**PROBLEM REQUIREMENTS:**
Pick out every line below that contains the string "ринку" and copy each of those lines in full. Case counts.

**RECORDS:**
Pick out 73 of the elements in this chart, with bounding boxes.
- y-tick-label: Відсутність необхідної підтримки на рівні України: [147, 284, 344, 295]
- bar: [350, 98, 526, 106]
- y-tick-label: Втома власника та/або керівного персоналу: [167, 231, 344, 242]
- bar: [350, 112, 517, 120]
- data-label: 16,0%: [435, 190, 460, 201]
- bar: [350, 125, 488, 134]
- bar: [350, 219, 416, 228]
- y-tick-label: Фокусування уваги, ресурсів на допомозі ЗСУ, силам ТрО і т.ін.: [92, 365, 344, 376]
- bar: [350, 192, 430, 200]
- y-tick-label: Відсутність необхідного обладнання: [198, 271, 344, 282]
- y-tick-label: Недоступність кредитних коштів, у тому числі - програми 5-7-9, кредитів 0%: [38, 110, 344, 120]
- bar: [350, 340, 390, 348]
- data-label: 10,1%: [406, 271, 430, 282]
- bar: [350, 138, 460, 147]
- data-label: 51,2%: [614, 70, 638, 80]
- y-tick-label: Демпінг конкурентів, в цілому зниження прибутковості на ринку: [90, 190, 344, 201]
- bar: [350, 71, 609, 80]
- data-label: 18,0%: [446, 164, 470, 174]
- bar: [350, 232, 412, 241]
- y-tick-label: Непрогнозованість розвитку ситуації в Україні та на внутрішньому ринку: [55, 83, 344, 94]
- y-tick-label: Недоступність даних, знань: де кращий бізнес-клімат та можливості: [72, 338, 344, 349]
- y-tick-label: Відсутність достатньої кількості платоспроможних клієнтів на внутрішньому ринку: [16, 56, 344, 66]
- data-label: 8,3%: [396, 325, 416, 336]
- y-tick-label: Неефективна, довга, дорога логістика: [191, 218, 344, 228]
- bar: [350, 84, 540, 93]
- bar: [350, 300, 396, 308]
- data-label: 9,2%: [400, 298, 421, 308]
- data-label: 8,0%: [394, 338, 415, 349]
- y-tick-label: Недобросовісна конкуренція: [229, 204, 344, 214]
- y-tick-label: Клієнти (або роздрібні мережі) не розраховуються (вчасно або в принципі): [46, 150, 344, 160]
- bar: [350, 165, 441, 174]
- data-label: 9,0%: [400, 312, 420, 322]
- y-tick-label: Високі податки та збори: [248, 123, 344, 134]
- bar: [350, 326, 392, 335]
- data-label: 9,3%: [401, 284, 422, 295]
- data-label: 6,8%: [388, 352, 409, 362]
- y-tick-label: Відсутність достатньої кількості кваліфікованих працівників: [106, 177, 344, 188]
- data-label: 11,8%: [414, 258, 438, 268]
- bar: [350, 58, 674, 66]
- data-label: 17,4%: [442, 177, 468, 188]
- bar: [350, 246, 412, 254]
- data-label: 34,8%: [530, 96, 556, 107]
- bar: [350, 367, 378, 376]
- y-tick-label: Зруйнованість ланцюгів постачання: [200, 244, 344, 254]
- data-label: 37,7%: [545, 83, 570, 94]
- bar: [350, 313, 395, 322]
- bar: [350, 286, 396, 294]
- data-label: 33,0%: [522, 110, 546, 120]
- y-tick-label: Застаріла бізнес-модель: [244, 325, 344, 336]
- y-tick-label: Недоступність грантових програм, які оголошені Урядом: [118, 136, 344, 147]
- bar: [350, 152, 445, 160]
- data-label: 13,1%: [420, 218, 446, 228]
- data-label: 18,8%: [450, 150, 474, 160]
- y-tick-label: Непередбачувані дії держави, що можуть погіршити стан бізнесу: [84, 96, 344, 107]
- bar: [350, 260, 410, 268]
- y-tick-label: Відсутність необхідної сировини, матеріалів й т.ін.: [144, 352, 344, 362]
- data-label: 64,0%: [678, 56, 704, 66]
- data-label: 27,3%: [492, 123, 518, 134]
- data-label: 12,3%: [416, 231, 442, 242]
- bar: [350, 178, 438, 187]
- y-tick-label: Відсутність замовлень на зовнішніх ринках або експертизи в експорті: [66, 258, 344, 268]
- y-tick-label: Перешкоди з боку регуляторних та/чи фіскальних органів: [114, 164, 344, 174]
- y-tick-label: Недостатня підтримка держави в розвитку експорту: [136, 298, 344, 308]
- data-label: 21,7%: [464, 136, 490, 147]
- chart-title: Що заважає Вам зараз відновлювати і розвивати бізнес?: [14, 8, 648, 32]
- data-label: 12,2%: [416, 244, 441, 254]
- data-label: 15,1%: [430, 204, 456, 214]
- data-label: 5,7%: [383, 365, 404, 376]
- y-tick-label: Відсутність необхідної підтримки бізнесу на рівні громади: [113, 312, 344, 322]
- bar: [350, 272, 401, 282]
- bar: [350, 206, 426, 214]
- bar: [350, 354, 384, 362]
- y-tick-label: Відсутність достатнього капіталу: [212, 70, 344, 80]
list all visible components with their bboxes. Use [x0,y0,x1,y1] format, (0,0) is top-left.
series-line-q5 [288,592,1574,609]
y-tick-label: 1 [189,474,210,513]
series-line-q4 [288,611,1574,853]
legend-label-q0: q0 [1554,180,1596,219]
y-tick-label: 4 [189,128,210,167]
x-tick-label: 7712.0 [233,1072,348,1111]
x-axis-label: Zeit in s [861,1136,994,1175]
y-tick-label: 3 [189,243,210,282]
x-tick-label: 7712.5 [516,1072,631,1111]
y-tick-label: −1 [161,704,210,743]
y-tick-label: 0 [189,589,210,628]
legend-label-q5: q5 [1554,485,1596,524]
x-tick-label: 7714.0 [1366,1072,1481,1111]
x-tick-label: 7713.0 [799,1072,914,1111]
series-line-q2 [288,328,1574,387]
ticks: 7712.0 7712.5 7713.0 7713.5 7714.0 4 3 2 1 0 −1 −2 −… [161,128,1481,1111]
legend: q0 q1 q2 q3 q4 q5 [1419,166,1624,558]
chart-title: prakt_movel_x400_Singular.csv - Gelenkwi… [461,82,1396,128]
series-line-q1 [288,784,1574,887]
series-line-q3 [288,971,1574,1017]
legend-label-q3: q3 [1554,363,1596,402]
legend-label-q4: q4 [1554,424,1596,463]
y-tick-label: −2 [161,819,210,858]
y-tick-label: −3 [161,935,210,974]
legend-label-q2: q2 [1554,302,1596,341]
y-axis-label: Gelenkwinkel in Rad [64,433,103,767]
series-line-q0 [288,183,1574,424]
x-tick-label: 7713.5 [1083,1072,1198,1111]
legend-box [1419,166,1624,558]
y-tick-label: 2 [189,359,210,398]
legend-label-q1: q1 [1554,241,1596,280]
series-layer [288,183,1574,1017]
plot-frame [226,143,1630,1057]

**EXERCISE SOLUTION:**
- y-tick-label: Демпінг конкурентів, в цілому зниження прибутковості на ринку: [90, 190, 344, 201]
- y-tick-label: Непрогнозованість розвитку ситуації в Україні та на внутрішньому ринку: [55, 83, 344, 94]
- y-tick-label: Відсутність достатньої кількості платоспроможних клієнтів на внутрішньому ринку: [16, 56, 344, 66]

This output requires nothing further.